━━━ RECORDS TO PROCESS ━━━

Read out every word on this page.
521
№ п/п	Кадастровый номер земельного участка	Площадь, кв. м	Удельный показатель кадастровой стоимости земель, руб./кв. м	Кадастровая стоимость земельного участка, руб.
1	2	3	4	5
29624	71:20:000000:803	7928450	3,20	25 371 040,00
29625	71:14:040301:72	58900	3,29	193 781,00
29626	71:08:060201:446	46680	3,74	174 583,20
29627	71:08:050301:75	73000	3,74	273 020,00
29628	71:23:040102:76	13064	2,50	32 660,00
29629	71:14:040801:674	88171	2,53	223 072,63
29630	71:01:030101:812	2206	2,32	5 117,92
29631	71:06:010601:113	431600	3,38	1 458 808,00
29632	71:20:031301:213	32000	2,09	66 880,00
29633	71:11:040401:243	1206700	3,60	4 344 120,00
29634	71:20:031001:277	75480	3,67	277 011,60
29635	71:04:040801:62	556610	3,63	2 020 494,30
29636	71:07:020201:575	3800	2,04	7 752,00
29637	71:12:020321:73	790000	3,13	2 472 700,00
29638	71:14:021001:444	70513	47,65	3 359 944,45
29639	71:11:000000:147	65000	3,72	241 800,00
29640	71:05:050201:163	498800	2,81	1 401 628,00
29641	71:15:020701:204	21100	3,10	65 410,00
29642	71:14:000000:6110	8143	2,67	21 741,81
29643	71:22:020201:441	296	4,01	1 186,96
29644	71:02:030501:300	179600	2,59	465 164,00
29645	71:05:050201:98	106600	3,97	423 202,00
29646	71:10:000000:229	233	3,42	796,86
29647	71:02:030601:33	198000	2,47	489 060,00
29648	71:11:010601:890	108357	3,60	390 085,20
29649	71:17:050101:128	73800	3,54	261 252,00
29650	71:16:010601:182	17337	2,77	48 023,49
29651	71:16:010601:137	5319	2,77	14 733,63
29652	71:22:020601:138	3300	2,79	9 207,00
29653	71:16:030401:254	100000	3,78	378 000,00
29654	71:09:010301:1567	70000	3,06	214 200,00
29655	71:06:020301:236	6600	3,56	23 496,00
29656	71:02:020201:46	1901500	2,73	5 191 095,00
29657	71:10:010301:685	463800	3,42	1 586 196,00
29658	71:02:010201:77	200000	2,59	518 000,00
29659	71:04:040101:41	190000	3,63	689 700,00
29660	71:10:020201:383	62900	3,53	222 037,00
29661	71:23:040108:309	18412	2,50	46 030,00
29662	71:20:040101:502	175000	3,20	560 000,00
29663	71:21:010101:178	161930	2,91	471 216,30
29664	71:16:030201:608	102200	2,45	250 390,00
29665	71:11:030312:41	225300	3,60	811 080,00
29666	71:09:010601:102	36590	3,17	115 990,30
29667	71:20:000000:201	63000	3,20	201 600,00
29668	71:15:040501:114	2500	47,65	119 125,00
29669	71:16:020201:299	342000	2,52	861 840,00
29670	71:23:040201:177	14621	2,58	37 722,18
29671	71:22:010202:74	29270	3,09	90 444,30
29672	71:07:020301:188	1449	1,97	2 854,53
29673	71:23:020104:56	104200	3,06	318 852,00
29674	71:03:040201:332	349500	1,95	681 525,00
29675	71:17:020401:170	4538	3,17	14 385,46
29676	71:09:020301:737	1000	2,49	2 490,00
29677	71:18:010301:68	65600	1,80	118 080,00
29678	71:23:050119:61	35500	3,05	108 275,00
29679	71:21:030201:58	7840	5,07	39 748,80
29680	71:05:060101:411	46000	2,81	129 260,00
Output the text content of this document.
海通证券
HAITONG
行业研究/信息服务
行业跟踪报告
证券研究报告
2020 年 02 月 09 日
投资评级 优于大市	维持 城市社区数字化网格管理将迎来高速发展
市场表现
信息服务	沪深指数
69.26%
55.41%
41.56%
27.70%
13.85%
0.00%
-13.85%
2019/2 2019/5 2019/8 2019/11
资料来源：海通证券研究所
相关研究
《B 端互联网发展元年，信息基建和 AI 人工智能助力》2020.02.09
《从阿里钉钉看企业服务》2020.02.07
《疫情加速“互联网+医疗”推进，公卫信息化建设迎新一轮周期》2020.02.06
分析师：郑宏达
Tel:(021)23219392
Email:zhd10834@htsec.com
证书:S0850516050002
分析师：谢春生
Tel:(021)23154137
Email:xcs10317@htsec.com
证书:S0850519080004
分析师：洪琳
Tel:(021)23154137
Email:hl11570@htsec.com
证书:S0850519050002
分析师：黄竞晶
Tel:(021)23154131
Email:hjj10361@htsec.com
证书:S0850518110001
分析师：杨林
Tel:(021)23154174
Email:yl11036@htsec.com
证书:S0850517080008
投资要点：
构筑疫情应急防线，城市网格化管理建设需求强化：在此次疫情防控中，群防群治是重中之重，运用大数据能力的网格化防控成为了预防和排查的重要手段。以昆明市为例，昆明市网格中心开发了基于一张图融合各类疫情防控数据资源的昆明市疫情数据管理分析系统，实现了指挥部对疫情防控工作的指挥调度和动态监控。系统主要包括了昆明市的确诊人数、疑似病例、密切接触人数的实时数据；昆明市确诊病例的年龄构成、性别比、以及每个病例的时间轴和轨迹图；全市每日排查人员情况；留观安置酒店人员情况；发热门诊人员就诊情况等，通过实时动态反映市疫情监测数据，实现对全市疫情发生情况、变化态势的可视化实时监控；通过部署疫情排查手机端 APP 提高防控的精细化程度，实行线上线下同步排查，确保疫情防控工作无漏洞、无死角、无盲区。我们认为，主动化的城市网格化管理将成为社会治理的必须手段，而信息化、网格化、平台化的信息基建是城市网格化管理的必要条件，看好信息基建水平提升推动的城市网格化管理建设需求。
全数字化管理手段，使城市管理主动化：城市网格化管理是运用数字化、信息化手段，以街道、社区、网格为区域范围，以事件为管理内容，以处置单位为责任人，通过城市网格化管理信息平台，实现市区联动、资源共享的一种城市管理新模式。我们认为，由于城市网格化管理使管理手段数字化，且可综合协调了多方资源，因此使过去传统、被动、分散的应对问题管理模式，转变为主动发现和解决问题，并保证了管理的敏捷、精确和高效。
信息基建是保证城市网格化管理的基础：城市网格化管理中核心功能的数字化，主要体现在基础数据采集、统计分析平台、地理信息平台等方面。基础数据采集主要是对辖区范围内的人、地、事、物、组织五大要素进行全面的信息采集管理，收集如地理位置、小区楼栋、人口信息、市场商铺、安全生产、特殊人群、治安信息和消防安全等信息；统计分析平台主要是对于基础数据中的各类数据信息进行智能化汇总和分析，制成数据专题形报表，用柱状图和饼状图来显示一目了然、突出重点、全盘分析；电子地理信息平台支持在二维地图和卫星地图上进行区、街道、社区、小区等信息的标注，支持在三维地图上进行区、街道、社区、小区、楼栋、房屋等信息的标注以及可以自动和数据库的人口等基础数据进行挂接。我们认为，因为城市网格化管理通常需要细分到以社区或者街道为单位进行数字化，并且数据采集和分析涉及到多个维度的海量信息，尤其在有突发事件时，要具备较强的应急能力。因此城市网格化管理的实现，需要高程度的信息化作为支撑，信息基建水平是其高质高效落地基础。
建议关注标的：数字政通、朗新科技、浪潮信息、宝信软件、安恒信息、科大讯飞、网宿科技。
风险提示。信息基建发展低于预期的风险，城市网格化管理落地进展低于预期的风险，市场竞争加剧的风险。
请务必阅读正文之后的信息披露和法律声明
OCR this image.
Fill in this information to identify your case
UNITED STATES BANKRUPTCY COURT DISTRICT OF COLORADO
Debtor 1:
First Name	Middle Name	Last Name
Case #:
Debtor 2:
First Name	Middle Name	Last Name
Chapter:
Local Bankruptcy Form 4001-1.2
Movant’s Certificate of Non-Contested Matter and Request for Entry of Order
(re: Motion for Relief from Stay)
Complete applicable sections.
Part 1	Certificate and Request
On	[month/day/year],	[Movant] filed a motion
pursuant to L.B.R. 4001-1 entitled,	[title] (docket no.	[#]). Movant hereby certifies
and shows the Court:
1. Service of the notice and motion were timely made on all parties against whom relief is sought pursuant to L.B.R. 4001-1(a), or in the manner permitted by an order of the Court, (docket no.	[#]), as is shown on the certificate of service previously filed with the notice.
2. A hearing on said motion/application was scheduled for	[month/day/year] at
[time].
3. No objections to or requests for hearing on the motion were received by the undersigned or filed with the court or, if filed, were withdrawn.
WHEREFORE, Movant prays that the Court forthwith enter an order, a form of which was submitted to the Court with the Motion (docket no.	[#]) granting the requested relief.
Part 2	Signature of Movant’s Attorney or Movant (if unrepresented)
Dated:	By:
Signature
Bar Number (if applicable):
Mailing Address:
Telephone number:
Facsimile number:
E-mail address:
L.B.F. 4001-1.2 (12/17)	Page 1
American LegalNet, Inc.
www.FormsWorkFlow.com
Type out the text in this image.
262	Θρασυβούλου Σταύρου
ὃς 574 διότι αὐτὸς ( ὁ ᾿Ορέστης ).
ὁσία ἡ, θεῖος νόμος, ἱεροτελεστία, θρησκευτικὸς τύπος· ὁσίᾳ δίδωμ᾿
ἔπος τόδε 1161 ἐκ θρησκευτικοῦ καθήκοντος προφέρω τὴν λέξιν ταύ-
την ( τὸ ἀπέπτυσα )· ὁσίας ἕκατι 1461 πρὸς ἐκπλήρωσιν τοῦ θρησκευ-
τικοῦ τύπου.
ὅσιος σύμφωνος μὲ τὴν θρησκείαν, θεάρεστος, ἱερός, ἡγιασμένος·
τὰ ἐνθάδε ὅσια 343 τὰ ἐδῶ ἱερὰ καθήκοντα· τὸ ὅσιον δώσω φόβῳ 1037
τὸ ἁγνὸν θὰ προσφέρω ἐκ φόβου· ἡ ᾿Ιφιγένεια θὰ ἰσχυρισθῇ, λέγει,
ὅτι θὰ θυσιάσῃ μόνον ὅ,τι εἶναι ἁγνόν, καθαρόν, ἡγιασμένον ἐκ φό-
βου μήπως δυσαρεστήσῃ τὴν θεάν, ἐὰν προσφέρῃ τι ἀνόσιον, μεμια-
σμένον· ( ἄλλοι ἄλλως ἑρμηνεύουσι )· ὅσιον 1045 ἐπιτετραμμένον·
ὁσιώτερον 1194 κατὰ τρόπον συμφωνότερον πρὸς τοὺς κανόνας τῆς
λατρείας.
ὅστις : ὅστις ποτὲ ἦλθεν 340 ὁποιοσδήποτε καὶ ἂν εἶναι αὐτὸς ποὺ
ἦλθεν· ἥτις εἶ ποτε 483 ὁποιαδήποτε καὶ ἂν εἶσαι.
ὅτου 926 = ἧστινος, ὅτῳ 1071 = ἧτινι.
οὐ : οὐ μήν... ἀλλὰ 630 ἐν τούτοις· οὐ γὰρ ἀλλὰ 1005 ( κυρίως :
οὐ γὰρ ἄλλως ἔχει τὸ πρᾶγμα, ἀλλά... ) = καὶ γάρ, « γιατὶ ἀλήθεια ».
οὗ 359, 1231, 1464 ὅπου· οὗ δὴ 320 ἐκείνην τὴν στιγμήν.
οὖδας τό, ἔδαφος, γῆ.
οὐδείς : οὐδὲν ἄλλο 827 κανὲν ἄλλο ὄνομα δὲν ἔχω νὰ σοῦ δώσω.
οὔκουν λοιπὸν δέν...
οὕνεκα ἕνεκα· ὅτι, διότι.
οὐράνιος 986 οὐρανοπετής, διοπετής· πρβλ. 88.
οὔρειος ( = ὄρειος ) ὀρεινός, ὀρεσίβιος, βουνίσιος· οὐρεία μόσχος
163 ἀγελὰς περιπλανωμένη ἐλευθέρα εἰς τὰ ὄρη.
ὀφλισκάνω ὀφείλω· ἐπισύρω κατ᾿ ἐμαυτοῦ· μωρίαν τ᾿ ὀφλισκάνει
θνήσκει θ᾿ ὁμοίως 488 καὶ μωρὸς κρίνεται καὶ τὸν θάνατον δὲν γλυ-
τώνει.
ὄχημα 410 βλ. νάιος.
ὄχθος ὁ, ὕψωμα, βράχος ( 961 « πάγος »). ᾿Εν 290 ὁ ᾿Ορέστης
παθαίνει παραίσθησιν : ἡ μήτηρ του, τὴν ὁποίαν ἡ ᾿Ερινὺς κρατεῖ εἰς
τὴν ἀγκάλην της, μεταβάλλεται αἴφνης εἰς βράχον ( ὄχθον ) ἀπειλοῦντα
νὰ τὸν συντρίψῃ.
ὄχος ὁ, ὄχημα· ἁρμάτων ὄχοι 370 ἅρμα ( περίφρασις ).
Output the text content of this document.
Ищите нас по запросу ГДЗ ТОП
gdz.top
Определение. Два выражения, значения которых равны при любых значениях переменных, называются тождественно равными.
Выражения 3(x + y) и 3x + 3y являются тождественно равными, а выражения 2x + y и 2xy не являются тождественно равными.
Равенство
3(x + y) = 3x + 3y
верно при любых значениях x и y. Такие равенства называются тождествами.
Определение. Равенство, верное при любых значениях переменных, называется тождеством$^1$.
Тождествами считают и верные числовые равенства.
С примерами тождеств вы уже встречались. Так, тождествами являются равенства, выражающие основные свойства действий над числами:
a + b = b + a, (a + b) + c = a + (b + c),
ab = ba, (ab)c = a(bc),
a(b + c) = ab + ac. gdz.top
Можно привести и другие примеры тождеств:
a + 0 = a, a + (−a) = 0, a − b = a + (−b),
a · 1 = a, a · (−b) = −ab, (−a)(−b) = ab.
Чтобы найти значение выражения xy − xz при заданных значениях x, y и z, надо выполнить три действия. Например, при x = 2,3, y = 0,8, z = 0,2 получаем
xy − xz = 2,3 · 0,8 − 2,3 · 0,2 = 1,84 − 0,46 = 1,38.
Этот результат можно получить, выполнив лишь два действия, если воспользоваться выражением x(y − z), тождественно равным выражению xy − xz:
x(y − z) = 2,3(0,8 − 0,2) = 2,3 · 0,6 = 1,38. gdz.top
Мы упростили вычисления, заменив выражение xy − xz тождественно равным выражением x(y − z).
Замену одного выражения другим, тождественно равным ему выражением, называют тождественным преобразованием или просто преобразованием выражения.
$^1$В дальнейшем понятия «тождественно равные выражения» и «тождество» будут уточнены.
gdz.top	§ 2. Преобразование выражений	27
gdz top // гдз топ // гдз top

━━━

REQUIREMENT :: Report each line in the preceding entries that holds the string "Ορέστης".

RESPONSE TO THE EXERCISE ::
ὃς 574 διότι αὐτὸς ( ὁ ᾿Ορέστης ).
ὄχθος ὁ, ὕψωμα, βράχος ( 961 « πάγος »). ᾿Εν 290 ὁ ᾿Ορέστης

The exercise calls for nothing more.